Leave out the pictures and copy everything else in the entries exactly.

- RECORDS SUPPLIED
····················
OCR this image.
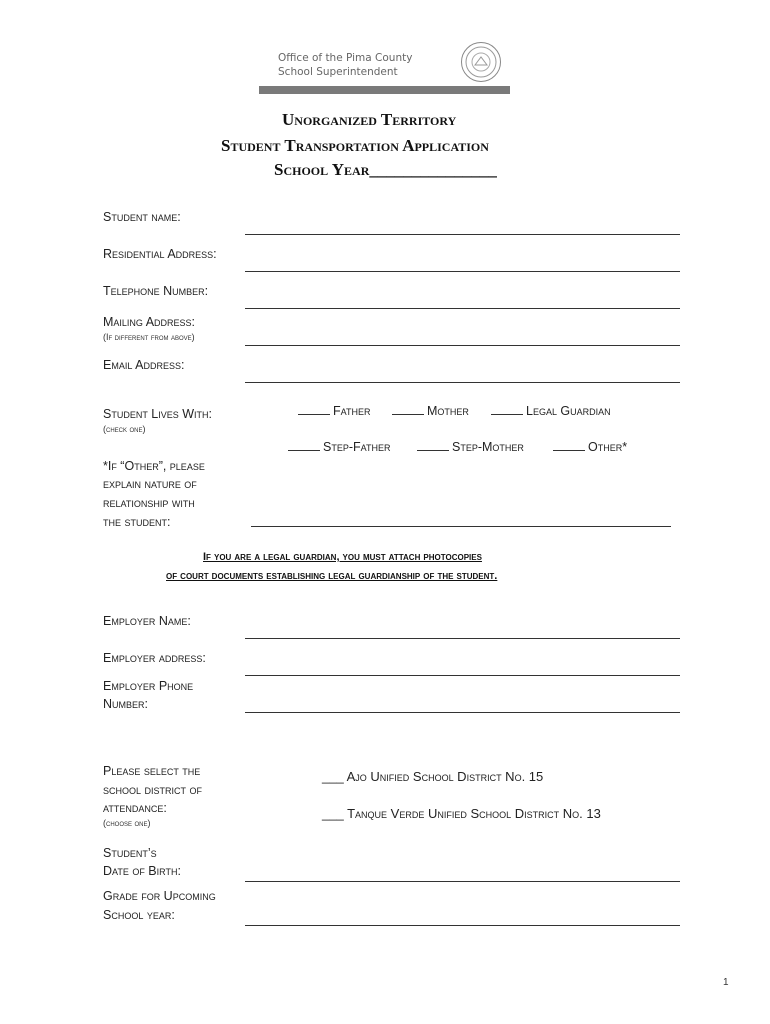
Office of the Pima County
School Superintendent
Unorganized Territory
Student Transportation Application
School Year_______________
Student name:
Residential Address:
Telephone Number:
Mailing Address:
(If different from above)
Email Address:
Student Lives With:
(check one)
Father	Mother	Legal Guardian
Step-Father	Step-Mother	Other*
*If “Other”, please
explain nature of
relationship with
the student:
If you are a legal guardian, you must attach photocopies
of court documents establishing legal guardianship of the student.
Employer Name:
Employer address:
Employer Phone
Number:
Please select the
school district of
attendance:
(choose one)
___ Ajo Unified School District No. 15
___ Tanque Verde Unified School District No. 13
Student’s
Date of Birth:
Grade for Upcoming
School year:
1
····················
- THE OUTPUT
OCR this image.
Office of the Pima County
School Superintendent
Unorganized Territory
Student Transportation Application
School Year_______________
Student name:
Residential Address:
Telephone Number:
Mailing Address:
(If different from above)
Email Address:
Student Lives With:
(check one)
Father	Mother	Legal Guardian
Step-Father	Step-Mother	Other*
*If “Other”, please
explain nature of
relationship with
the student:
If you are a legal guardian, you must attach photocopies
of court documents establishing legal guardianship of the student.
Employer Name:
Employer address:
Employer Phone
Number:
Please select the
school district of
attendance:
(choose one)
___ Ajo Unified School District No. 15
___ Tanque Verde Unified School District No. 13
Student’s
Date of Birth:
Grade for Upcoming
School year:
1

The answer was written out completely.